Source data
<<<<

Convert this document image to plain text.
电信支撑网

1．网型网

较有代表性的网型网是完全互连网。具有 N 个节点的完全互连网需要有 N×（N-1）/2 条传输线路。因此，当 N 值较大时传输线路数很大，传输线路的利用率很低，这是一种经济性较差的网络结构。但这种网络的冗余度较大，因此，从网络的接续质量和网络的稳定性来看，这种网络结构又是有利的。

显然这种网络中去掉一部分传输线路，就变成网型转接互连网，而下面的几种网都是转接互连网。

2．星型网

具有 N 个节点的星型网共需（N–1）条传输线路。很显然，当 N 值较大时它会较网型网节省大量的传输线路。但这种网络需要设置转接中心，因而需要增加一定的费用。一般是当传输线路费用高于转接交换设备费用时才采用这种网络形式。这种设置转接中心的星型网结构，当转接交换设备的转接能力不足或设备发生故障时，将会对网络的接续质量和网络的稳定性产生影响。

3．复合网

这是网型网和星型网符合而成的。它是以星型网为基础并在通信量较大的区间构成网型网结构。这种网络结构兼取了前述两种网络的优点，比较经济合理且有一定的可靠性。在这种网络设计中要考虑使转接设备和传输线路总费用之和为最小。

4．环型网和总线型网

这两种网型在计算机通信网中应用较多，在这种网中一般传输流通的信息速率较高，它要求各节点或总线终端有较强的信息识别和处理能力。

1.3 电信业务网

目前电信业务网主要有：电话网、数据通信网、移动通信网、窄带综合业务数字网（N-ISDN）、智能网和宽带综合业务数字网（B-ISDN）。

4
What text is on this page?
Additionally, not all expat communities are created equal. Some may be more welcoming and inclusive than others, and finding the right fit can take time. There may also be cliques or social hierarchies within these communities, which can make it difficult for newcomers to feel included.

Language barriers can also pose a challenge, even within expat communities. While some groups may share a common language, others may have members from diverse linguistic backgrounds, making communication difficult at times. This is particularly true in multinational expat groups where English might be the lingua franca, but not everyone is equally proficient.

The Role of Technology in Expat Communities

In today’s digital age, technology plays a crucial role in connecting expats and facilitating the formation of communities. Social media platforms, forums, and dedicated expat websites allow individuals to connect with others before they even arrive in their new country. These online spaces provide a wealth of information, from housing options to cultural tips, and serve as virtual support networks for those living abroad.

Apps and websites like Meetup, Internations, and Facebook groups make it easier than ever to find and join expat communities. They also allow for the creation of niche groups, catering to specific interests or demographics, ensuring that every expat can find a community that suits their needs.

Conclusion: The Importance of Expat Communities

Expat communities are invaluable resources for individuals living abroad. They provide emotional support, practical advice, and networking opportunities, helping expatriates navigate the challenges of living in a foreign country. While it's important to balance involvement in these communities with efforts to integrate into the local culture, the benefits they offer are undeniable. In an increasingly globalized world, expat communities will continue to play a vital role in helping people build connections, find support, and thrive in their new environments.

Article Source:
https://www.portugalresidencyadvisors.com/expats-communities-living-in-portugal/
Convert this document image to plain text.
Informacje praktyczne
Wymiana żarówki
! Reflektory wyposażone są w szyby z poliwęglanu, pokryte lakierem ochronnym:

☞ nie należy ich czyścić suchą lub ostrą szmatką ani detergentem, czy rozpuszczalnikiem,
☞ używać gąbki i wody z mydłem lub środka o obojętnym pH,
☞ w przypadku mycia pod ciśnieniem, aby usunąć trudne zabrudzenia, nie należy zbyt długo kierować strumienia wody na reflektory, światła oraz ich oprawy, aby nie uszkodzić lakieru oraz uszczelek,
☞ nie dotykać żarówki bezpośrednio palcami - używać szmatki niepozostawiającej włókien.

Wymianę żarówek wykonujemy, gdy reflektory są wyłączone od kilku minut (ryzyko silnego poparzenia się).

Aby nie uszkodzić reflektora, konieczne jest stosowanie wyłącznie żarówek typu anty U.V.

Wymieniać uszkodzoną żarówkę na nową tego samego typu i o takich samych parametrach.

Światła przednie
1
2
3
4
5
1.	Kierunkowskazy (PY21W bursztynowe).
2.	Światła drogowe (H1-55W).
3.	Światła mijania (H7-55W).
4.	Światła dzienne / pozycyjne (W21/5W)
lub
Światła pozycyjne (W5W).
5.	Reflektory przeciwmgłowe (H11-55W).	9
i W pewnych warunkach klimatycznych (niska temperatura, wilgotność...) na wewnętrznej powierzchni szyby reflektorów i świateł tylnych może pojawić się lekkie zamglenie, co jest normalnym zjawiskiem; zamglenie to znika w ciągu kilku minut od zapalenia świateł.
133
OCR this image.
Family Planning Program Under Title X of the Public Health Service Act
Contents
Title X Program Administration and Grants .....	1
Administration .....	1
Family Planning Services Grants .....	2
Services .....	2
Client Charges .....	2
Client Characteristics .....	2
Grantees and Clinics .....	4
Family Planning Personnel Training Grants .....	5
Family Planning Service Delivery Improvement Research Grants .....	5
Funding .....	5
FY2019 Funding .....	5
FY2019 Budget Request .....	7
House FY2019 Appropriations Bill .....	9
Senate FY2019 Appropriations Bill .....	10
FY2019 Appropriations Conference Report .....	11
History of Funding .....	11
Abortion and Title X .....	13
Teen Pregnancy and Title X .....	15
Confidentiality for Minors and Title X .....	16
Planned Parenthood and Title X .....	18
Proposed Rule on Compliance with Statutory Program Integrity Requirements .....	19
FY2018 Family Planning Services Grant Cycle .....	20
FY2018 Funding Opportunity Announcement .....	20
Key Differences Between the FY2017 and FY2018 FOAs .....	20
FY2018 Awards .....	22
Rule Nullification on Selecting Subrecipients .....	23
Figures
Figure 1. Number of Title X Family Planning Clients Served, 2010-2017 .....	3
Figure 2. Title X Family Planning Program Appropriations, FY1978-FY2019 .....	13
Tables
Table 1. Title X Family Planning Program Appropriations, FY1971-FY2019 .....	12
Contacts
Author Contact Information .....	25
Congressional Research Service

>>>>

- Directions for this task
Some lines of the records may hold the word "Administration". How many do? Answer with a number and nothing else.

- Solution to this task
2